▶ Aim of the exercise: Search the material for the string "Water", then return every line where it is found.

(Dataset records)
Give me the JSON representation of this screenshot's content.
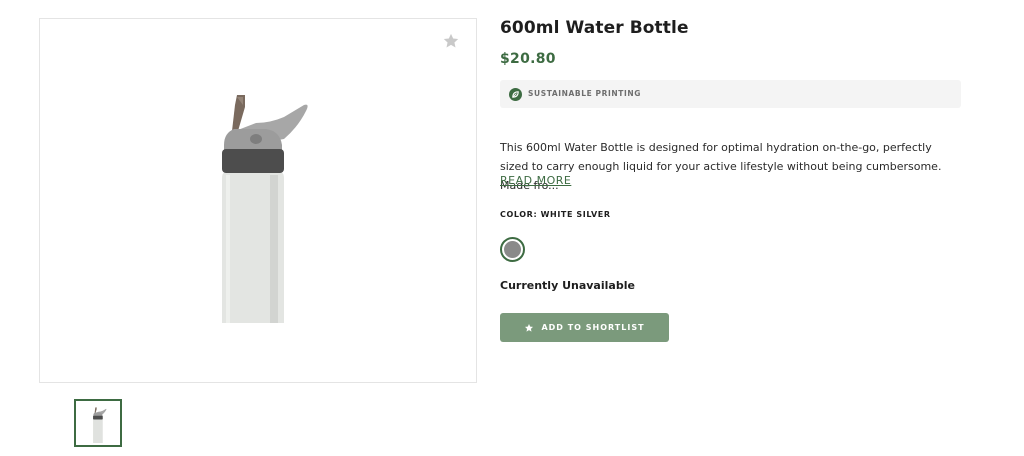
{
  "product": {
    "title": "600ml Water Bottle",
    "price": "$20.80",
    "badge": {
      "label": "SUSTAINABLE PRINTING",
      "icon": "leaf-icon"
    },
    "description": "This 600ml Water Bottle is designed for optimal hydration on-the-go, perfectly sized to carry enough liquid for your active lifestyle without being cumbersome. Made fro...",
    "read_more_label": "READ MORE",
    "color_label": "COLOR: WHITE SILVER",
    "availability": "Currently Unavailable",
    "shortlist_label": "ADD TO SHORTLIST"
  },
  "gallery": {
    "favorite_icon": "star-icon",
    "thumbnail_count": 1
  },
  "colors": {
    "accent": "#3d6b42",
    "button": "#7b9a7c",
    "swatch": "#8a8a8a",
    "badge_bg": "#f4f4f4"
  }
}
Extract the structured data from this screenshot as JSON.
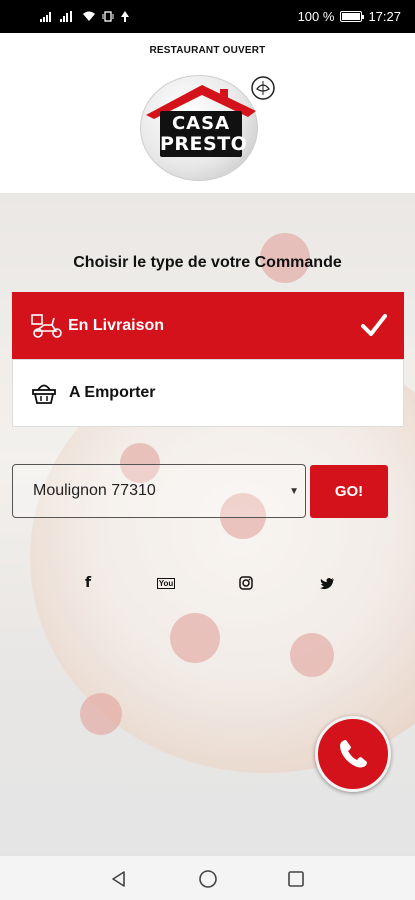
{
  "status_bar": {
    "battery": "100 %",
    "time": "17:27",
    "battery_level": 1.0
  },
  "header": {
    "restaurant_status": "RESTAURANT OUVERT",
    "logo": {
      "line1": "CASA",
      "line2": "PRESTO"
    }
  },
  "order": {
    "title": "Choisir le type de votre Commande",
    "options": [
      {
        "label": "En Livraison",
        "icon": "delivery-scooter-icon",
        "selected": true
      },
      {
        "label": "A Emporter",
        "icon": "basket-icon",
        "selected": false
      }
    ],
    "city_value": "Moulignon 77310",
    "go_label": "GO!"
  },
  "social": {
    "facebook": "f",
    "youtube": "You",
    "instagram": "instagram-icon",
    "twitter": "twitter-icon"
  },
  "colors": {
    "accent": "#d3121b",
    "text": "#111111"
  },
  "nav": {
    "back": "back-icon",
    "home": "home-icon",
    "recents": "recents-icon"
  }
}
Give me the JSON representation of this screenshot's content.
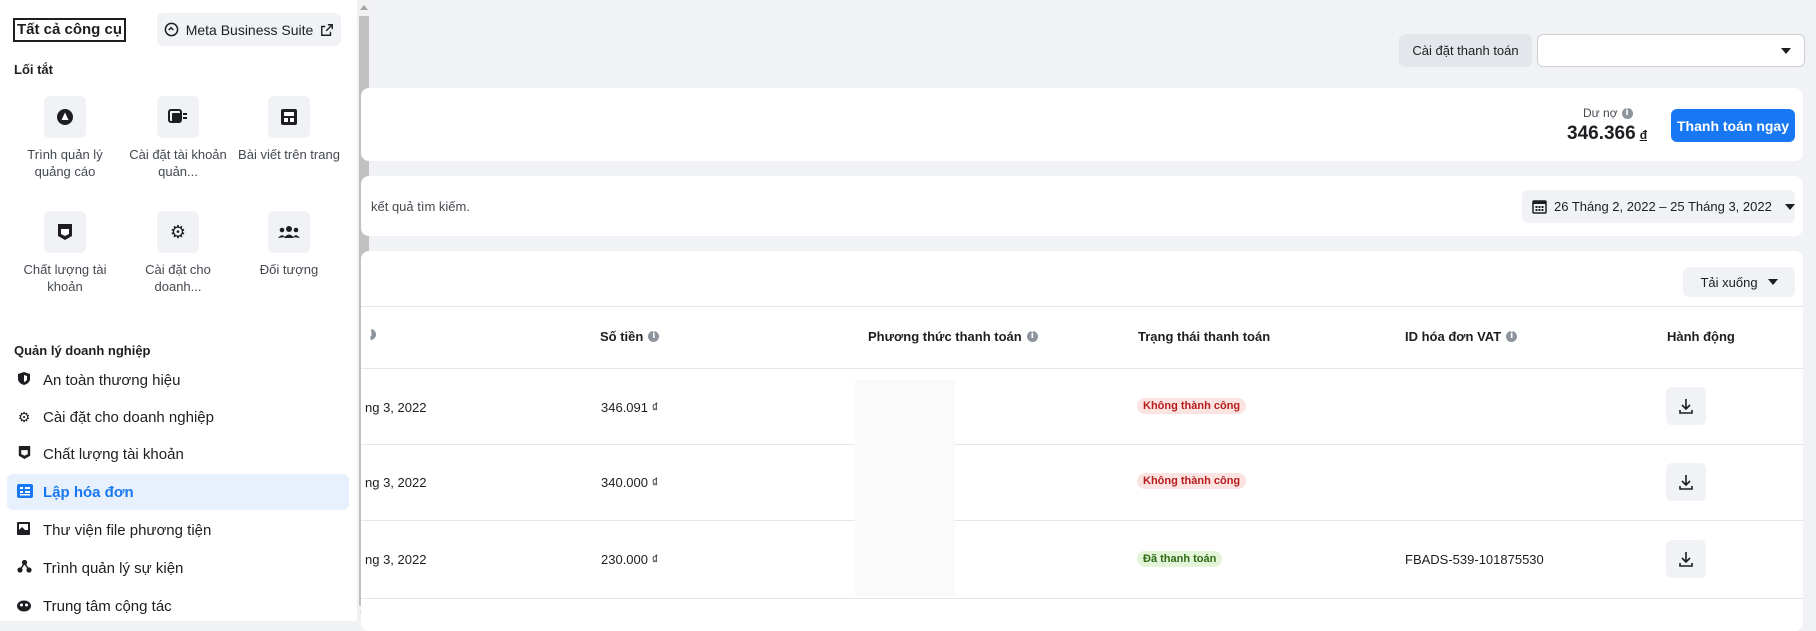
{
  "sidebar": {
    "title": "Tất cả công cụ",
    "mbs_button": "Meta Business Suite",
    "shortcuts_label": "Lối tắt",
    "shortcuts": [
      {
        "label": "Trình quản lý quảng cáo",
        "icon": "ads-manager-icon"
      },
      {
        "label": "Cài đặt tài khoản quản...",
        "icon": "ad-account-settings-icon"
      },
      {
        "label": "Bài viết trên trang",
        "icon": "page-posts-icon"
      },
      {
        "label": "Chất lượng tài khoản",
        "icon": "account-quality-icon"
      },
      {
        "label": "Cài đặt cho doanh...",
        "icon": "gear-icon"
      },
      {
        "label": "Đối tượng",
        "icon": "audiences-icon"
      }
    ],
    "business_label": "Quản lý doanh nghiệp",
    "items": [
      {
        "label": "An toàn thương hiệu",
        "icon": "shield-icon"
      },
      {
        "label": "Cài đặt cho doanh nghiệp",
        "icon": "gear-icon"
      },
      {
        "label": "Chất lượng tài khoản",
        "icon": "account-quality-icon"
      },
      {
        "label": "Lập hóa đơn",
        "icon": "billing-icon",
        "active": true
      },
      {
        "label": "Thư viện file phương tiện",
        "icon": "media-library-icon"
      },
      {
        "label": "Trình quản lý sự kiện",
        "icon": "events-manager-icon"
      },
      {
        "label": "Trung tâm cộng tác",
        "icon": "collab-center-icon"
      }
    ]
  },
  "header": {
    "payment_settings": "Cài đặt thanh toán"
  },
  "balance": {
    "label": "Dư nợ",
    "value": "346.366",
    "currency": "đ",
    "pay_now": "Thanh toán ngay"
  },
  "filter": {
    "search_text": "kết quả tìm kiếm.",
    "date_range": "26 Tháng 2, 2022 – 25 Tháng 3, 2022"
  },
  "table": {
    "download_label": "Tải xuống",
    "headers": {
      "amount": "Số tiền",
      "payment_method": "Phương thức thanh toán",
      "payment_status": "Trạng thái thanh toán",
      "vat_id": "ID hóa đơn VAT",
      "actions": "Hành động"
    },
    "rows": [
      {
        "date": "ng 3, 2022",
        "amount": "346.091 ₫",
        "status": "Không thành công",
        "status_type": "fail",
        "vat_id": ""
      },
      {
        "date": "ng 3, 2022",
        "amount": "340.000 ₫",
        "status": "Không thành công",
        "status_type": "fail",
        "vat_id": ""
      },
      {
        "date": "ng 3, 2022",
        "amount": "230.000 ₫",
        "status": "Đã thanh toán",
        "status_type": "ok",
        "vat_id": "FBADS-539-101875530"
      }
    ]
  },
  "colors": {
    "accent": "#1877f2",
    "fail_bg": "#fbe3e1",
    "ok_bg": "#e3f4d9"
  }
}
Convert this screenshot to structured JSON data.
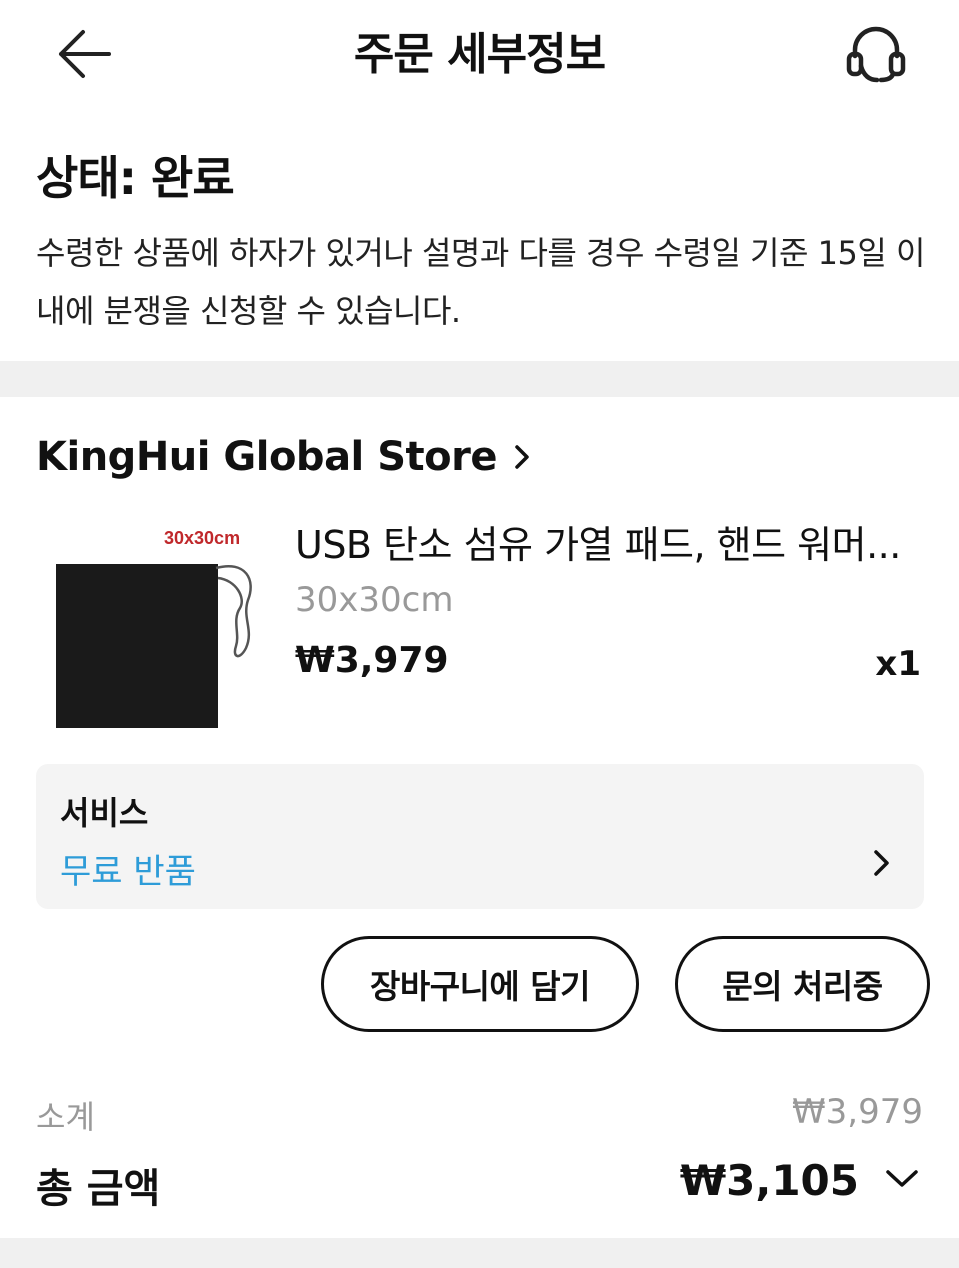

▶ Task answer:
    "title": "600ml Water Bottle",
    "description": "This 600ml Water Bottle is designed for optimal hydration on-the-go, perfectly sized to carry enough liquid for your active lifestyle without being cumbersome. Made fro...",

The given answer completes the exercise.